▸ **EXERCISE INSTRUCTIONS**: Lines containing the string "které" are to be counted; report the number and nothing more.

-- START OF RECORDS PROVIDED --

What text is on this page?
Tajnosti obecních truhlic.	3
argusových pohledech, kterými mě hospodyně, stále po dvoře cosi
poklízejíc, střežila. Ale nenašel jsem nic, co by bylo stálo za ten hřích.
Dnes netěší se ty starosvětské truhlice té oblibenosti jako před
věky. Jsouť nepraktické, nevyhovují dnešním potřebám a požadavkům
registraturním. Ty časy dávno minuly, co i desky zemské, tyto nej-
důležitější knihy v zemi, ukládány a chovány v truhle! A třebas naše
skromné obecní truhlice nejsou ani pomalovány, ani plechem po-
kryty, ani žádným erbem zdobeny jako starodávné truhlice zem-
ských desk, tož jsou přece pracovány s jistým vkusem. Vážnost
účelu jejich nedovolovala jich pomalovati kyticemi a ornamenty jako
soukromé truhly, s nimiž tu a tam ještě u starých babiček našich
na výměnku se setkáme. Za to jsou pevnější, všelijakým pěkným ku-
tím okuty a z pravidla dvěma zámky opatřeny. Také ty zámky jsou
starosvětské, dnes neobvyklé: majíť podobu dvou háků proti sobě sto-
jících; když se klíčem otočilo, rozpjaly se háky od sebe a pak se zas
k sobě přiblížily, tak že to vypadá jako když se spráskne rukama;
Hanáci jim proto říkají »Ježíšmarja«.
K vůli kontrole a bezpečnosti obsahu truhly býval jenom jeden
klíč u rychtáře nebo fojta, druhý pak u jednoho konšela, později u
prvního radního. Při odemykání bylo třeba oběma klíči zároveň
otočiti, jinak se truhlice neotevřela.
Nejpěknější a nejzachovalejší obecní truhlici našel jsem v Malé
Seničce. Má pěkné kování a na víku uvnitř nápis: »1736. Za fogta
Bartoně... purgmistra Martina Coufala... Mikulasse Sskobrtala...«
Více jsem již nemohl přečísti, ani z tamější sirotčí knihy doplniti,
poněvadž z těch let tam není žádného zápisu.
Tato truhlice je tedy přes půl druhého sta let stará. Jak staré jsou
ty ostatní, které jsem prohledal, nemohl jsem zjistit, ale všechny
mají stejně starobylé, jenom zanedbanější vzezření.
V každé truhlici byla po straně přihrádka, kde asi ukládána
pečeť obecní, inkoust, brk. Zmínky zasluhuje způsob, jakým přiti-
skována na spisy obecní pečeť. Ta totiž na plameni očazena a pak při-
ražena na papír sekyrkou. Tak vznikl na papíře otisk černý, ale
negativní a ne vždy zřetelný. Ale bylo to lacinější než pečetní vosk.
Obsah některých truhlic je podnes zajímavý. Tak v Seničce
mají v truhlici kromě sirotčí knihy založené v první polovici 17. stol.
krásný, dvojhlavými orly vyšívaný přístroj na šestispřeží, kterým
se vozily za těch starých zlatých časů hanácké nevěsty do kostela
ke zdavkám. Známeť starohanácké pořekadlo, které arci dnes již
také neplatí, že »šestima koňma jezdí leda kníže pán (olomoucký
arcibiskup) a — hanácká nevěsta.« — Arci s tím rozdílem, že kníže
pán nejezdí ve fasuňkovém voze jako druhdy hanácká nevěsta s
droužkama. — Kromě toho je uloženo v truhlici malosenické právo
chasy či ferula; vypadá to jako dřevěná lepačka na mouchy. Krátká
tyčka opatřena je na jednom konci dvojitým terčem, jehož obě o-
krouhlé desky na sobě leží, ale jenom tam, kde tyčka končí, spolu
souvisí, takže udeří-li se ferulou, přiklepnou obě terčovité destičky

-- END OF RECORDS PROVIDED --

▸ **EXPECTED ANSWER**: 2